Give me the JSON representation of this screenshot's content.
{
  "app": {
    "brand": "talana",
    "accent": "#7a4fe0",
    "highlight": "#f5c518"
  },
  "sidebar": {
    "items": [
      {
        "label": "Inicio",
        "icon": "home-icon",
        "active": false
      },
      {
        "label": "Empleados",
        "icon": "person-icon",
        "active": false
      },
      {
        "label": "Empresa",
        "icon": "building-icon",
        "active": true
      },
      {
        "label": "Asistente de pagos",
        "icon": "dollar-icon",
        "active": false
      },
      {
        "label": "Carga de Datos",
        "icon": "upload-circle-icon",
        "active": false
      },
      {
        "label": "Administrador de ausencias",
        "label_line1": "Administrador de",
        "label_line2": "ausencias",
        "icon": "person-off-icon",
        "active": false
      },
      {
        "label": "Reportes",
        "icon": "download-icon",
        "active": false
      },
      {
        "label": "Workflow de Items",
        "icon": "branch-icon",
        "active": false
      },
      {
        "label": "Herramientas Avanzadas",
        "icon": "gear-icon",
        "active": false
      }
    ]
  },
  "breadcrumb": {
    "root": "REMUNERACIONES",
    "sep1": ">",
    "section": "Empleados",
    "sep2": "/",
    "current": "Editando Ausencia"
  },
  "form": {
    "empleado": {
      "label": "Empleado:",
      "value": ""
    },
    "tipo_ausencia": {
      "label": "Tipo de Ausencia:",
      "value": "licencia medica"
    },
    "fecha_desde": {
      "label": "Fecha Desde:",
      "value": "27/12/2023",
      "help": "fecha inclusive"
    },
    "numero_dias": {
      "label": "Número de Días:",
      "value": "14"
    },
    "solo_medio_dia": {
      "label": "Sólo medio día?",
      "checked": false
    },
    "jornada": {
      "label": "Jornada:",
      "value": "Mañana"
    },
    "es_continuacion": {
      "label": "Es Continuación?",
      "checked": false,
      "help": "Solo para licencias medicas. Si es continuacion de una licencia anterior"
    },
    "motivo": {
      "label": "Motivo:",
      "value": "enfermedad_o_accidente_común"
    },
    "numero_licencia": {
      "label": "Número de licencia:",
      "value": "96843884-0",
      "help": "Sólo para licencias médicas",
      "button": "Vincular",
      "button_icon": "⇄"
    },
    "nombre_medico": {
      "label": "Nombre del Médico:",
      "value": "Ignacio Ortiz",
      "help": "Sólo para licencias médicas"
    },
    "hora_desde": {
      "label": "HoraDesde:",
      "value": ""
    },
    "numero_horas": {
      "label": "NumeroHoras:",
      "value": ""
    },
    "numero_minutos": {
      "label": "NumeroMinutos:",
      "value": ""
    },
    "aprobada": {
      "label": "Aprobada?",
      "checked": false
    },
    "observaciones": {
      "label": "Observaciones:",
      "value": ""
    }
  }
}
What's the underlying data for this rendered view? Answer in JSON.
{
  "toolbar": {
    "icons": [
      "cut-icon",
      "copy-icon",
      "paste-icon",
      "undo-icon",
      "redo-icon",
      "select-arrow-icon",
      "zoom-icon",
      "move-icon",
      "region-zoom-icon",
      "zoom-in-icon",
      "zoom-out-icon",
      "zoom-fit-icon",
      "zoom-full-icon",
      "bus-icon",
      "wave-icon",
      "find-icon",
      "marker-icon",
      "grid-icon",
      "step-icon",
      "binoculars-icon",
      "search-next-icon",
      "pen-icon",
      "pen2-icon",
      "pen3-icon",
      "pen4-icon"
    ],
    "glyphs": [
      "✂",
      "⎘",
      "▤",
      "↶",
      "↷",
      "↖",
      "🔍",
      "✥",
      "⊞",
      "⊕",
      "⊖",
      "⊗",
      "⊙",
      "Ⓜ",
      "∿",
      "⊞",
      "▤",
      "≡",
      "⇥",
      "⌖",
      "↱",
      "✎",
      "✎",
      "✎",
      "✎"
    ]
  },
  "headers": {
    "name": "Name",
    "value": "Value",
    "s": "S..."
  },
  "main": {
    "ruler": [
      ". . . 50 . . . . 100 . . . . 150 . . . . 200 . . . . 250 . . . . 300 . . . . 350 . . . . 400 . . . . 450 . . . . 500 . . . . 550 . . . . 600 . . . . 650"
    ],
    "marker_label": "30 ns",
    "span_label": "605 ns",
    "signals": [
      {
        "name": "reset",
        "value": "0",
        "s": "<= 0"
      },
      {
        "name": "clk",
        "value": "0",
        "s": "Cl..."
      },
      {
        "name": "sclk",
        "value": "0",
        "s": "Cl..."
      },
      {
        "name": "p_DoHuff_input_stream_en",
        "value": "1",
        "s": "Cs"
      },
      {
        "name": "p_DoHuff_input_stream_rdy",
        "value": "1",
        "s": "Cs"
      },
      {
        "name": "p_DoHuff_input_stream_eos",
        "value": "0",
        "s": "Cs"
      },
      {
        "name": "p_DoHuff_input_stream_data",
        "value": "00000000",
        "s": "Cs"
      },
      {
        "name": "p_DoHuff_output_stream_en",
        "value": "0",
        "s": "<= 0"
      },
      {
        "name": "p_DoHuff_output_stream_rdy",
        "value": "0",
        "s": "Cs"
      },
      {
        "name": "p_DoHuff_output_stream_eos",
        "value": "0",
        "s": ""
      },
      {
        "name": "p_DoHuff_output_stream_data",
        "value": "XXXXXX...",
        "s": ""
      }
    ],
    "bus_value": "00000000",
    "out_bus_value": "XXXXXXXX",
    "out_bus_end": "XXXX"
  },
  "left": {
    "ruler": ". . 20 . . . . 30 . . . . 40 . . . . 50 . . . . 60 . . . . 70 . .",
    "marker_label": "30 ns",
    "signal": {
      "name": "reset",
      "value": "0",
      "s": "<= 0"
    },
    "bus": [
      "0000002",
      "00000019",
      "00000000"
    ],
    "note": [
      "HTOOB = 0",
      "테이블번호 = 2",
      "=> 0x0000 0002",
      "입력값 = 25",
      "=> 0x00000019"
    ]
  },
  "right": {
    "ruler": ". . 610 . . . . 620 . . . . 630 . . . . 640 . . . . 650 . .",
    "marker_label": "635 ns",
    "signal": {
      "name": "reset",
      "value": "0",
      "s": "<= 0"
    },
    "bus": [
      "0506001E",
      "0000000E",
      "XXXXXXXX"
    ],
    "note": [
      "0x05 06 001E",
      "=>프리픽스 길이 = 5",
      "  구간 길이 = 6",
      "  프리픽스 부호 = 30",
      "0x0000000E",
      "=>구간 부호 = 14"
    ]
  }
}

============

WHAT NEEDS TO BE DONE: Give back each line above precisely as it stands.

THE COMPLETED TASK:
Give me the JSON representation of this screenshot's content.
{
  "app": {
    "brand": "talana",
    "accent": "#7a4fe0",
    "highlight": "#f5c518"
  },
  "sidebar": {
    "items": [
      {
        "label": "Inicio",
        "icon": "home-icon",
        "active": false
      },
      {
        "label": "Empleados",
        "icon": "person-icon",
        "active": false
      },
      {
        "label": "Empresa",
        "icon": "building-icon",
        "active": true
      },
      {
        "label": "Asistente de pagos",
        "icon": "dollar-icon",
        "active": false
      },
      {
        "label": "Carga de Datos",
        "icon": "upload-circle-icon",
        "active": false
      },
      {
        "label": "Administrador de ausencias",
        "label_line1": "Administrador de",
        "label_line2": "ausencias",
        "icon": "person-off-icon",
        "active": false
      },
      {
        "label": "Reportes",
        "icon": "download-icon",
        "active": false
      },
      {
        "label": "Workflow de Items",
        "icon": "branch-icon",
        "active": false
      },
      {
        "label": "Herramientas Avanzadas",
        "icon": "gear-icon",
        "active": false
      }
    ]
  },
  "breadcrumb": {
    "root": "REMUNERACIONES",
    "sep1": ">",
    "section": "Empleados",
    "sep2": "/",
    "current": "Editando Ausencia"
  },
  "form": {
    "empleado": {
      "label": "Empleado:",
      "value": ""
    },
    "tipo_ausencia": {
      "label": "Tipo de Ausencia:",
      "value": "licencia medica"
    },
    "fecha_desde": {
      "label": "Fecha Desde:",
      "value": "27/12/2023",
      "help": "fecha inclusive"
    },
    "numero_dias": {
      "label": "Número de Días:",
      "value": "14"
    },
    "solo_medio_dia": {
      "label": "Sólo medio día?",
      "checked": false
    },
    "jornada": {
      "label": "Jornada:",
      "value": "Mañana"
    },
    "es_continuacion": {
      "label": "Es Continuación?",
      "checked": false,
      "help": "Solo para licencias medicas. Si es continuacion de una licencia anterior"
    },
    "motivo": {
      "label": "Motivo:",
      "value": "enfermedad_o_accidente_común"
    },
    "numero_licencia": {
      "label": "Número de licencia:",
      "value": "96843884-0",
      "help": "Sólo para licencias médicas",
      "button": "Vincular",
      "button_icon": "⇄"
    },
    "nombre_medico": {
      "label": "Nombre del Médico:",
      "value": "Ignacio Ortiz",
      "help": "Sólo para licencias médicas"
    },
    "hora_desde": {
      "label": "HoraDesde:",
      "value": ""
    },
    "numero_horas": {
      "label": "NumeroHoras:",
      "value": ""
    },
    "numero_minutos": {
      "label": "NumeroMinutos:",
      "value": ""
    },
    "aprobada": {
      "label": "Aprobada?",
      "checked": false
    },
    "observaciones": {
      "label": "Observaciones:",
      "value": ""
    }
  }
}
What's the underlying data for this rendered view? Answer in JSON.
{
  "toolbar": {
    "icons": [
      "cut-icon",
      "copy-icon",
      "paste-icon",
      "undo-icon",
      "redo-icon",
      "select-arrow-icon",
      "zoom-icon",
      "move-icon",
      "region-zoom-icon",
      "zoom-in-icon",
      "zoom-out-icon",
      "zoom-fit-icon",
      "zoom-full-icon",
      "bus-icon",
      "wave-icon",
      "find-icon",
      "marker-icon",
      "grid-icon",
      "step-icon",
      "binoculars-icon",
      "search-next-icon",
      "pen-icon",
      "pen2-icon",
      "pen3-icon",
      "pen4-icon"
    ],
    "glyphs": [
      "✂",
      "⎘",
      "▤",
      "↶",
      "↷",
      "↖",
      "🔍",
      "✥",
      "⊞",
      "⊕",
      "⊖",
      "⊗",
      "⊙",
      "Ⓜ",
      "∿",
      "⊞",
      "▤",
      "≡",
      "⇥",
      "⌖",
      "↱",
      "✎",
      "✎",
      "✎",
      "✎"
    ]
  },
  "headers": {
    "name": "Name",
    "value": "Value",
    "s": "S..."
  },
  "main": {
    "ruler": [
      ". . . 50 . . . . 100 . . . . 150 . . . . 200 . . . . 250 . . . . 300 . . . . 350 . . . . 400 . . . . 450 . . . . 500 . . . . 550 . . . . 600 . . . . 650"
    ],
    "marker_label": "30 ns",
    "span_label": "605 ns",
    "signals": [
      {
        "name": "reset",
        "value": "0",
        "s": "<= 0"
      },
      {
        "name": "clk",
        "value": "0",
        "s": "Cl..."
      },
      {
        "name": "sclk",
        "value": "0",
        "s": "Cl..."
      },
      {
        "name": "p_DoHuff_input_stream_en",
        "value": "1",
        "s": "Cs"
      },
      {
        "name": "p_DoHuff_input_stream_rdy",
        "value": "1",
        "s": "Cs"
      },
      {
        "name": "p_DoHuff_input_stream_eos",
        "value": "0",
        "s": "Cs"
      },
      {
        "name": "p_DoHuff_input_stream_data",
        "value": "00000000",
        "s": "Cs"
      },
      {
        "name": "p_DoHuff_output_stream_en",
        "value": "0",
        "s": "<= 0"
      },
      {
        "name": "p_DoHuff_output_stream_rdy",
        "value": "0",
        "s": "Cs"
      },
      {
        "name": "p_DoHuff_output_stream_eos",
        "value": "0",
        "s": ""
      },
      {
        "name": "p_DoHuff_output_stream_data",
        "value": "XXXXXX...",
        "s": ""
      }
    ],
    "bus_value": "00000000",
    "out_bus_value": "XXXXXXXX",
    "out_bus_end": "XXXX"
  },
  "left": {
    "ruler": ". . 20 . . . . 30 . . . . 40 . . . . 50 . . . . 60 . . . . 70 . .",
    "marker_label": "30 ns",
    "signal": {
      "name": "reset",
      "value": "0",
      "s": "<= 0"
    },
    "bus": [
      "0000002",
      "00000019",
      "00000000"
    ],
    "note": [
      "HTOOB = 0",
      "테이블번호 = 2",
      "=> 0x0000 0002",
      "입력값 = 25",
      "=> 0x00000019"
    ]
  },
  "right": {
    "ruler": ". . 610 . . . . 620 . . . . 630 . . . . 640 . . . . 650 . .",
    "marker_label": "635 ns",
    "signal": {
      "name": "reset",
      "value": "0",
      "s": "<= 0"
    },
    "bus": [
      "0506001E",
      "0000000E",
      "XXXXXXXX"
    ],
    "note": [
      "0x05 06 001E",
      "=>프리픽스 길이 = 5",
      "  구간 길이 = 6",
      "  프리픽스 부호 = 30",
      "0x0000000E",
      "=>구간 부호 = 14"
    ]
  }
}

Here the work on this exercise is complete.